#### [Record excerpts]
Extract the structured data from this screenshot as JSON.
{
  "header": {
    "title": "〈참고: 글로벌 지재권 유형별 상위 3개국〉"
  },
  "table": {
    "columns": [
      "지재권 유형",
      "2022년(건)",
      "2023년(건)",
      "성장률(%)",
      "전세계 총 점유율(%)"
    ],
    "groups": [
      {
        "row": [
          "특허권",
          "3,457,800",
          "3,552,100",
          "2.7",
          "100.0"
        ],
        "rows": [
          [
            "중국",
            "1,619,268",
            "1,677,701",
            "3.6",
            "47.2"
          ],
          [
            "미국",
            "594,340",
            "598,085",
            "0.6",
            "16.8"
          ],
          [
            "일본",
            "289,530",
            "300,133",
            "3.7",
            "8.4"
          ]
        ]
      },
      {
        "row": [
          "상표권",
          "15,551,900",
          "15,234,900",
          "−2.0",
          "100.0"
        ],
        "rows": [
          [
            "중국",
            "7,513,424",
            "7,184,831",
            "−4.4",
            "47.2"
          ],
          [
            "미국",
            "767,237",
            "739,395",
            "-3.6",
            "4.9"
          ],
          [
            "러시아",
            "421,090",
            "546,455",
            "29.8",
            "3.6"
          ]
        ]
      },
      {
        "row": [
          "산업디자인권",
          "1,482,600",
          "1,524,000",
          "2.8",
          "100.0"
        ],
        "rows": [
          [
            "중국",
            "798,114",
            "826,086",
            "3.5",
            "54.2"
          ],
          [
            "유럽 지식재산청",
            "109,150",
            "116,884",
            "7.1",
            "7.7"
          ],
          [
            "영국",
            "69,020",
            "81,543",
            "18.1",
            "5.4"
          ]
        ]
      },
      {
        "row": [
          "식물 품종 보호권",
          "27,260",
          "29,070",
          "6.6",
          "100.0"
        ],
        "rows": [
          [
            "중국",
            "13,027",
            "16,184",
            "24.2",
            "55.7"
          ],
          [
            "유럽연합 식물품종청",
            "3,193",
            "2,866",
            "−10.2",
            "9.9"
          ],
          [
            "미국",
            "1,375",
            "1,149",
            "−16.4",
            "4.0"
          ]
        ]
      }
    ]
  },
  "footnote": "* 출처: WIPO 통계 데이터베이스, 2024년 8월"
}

#### [Short task]
Return each entry from the material above exactly as it appears.

#### [Response below]
Extract the structured data from this screenshot as JSON.
{
  "header": {
    "title": "〈참고: 글로벌 지재권 유형별 상위 3개국〉"
  },
  "table": {
    "columns": [
      "지재권 유형",
      "2022년(건)",
      "2023년(건)",
      "성장률(%)",
      "전세계 총 점유율(%)"
    ],
    "groups": [
      {
        "row": [
          "특허권",
          "3,457,800",
          "3,552,100",
          "2.7",
          "100.0"
        ],
        "rows": [
          [
            "중국",
            "1,619,268",
            "1,677,701",
            "3.6",
            "47.2"
          ],
          [
            "미국",
            "594,340",
            "598,085",
            "0.6",
            "16.8"
          ],
          [
            "일본",
            "289,530",
            "300,133",
            "3.7",
            "8.4"
          ]
        ]
      },
      {
        "row": [
          "상표권",
          "15,551,900",
          "15,234,900",
          "−2.0",
          "100.0"
        ],
        "rows": [
          [
            "중국",
            "7,513,424",
            "7,184,831",
            "−4.4",
            "47.2"
          ],
          [
            "미국",
            "767,237",
            "739,395",
            "-3.6",
            "4.9"
          ],
          [
            "러시아",
            "421,090",
            "546,455",
            "29.8",
            "3.6"
          ]
        ]
      },
      {
        "row": [
          "산업디자인권",
          "1,482,600",
          "1,524,000",
          "2.8",
          "100.0"
        ],
        "rows": [
          [
            "중국",
            "798,114",
            "826,086",
            "3.5",
            "54.2"
          ],
          [
            "유럽 지식재산청",
            "109,150",
            "116,884",
            "7.1",
            "7.7"
          ],
          [
            "영국",
            "69,020",
            "81,543",
            "18.1",
            "5.4"
          ]
        ]
      },
      {
        "row": [
          "식물 품종 보호권",
          "27,260",
          "29,070",
          "6.6",
          "100.0"
        ],
        "rows": [
          [
            "중국",
            "13,027",
            "16,184",
            "24.2",
            "55.7"
          ],
          [
            "유럽연합 식물품종청",
            "3,193",
            "2,866",
            "−10.2",
            "9.9"
          ],
          [
            "미국",
            "1,375",
            "1,149",
            "−16.4",
            "4.0"
          ]
        ]
      }
    ]
  },
  "footnote": "* 출처: WIPO 통계 데이터베이스, 2024년 8월"
}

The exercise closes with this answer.